──────── Raw data ────────
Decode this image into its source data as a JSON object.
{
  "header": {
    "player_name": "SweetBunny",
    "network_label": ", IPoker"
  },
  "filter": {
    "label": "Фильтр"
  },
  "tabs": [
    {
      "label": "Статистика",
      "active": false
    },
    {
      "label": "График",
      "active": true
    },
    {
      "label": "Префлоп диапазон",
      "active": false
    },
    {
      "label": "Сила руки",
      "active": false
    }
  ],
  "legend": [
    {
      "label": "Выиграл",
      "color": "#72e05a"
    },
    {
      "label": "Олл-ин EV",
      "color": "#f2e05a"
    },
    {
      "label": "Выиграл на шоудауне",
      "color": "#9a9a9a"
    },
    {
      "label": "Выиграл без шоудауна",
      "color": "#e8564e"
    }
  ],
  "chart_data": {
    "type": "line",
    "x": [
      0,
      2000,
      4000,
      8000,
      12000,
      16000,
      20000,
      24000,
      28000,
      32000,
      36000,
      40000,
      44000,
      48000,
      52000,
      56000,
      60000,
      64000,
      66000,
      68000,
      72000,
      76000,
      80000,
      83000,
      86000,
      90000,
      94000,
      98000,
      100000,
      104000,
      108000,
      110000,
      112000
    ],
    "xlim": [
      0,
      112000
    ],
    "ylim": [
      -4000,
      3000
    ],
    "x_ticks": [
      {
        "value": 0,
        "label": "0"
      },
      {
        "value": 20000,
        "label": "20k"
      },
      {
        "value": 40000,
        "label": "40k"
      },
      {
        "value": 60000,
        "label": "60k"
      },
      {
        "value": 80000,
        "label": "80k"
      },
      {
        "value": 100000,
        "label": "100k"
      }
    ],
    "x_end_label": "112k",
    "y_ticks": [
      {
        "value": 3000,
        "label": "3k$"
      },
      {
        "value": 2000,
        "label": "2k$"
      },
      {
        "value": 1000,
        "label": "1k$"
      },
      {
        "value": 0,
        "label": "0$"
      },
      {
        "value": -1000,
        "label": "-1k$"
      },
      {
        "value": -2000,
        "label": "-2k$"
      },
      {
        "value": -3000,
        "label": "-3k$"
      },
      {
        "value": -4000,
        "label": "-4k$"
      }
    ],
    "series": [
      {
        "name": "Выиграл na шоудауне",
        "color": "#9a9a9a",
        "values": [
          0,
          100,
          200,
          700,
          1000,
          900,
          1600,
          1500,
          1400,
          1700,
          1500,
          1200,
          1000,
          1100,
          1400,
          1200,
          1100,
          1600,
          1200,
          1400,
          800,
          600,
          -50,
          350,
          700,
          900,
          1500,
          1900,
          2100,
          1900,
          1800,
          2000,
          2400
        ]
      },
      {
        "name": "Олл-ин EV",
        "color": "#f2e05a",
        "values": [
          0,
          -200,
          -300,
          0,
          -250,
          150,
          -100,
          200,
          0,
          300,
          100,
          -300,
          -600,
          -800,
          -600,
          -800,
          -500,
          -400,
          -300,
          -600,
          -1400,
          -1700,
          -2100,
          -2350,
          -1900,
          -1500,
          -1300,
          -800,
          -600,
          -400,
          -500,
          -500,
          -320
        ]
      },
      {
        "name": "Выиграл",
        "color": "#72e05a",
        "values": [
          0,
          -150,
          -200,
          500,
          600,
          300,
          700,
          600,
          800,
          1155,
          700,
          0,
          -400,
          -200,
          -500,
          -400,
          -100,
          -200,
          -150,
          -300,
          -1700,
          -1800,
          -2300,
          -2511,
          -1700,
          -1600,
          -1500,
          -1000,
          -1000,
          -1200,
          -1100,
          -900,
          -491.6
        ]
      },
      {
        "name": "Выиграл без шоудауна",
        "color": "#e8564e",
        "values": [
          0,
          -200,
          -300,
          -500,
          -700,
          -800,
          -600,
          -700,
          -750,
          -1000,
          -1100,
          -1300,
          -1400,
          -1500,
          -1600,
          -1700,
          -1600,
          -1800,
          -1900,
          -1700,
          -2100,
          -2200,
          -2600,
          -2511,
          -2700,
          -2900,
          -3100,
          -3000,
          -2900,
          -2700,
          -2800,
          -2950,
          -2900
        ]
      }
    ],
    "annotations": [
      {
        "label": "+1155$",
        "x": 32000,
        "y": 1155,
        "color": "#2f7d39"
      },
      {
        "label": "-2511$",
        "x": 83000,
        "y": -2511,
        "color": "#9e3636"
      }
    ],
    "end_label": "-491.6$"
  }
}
────────
Problem statement »
All lines of the data above that include the word "шоудауне" must be shown.

Correct response »
      "label": "Выиграл на шоудауне",
        "name": "Выиграл na шоудауне",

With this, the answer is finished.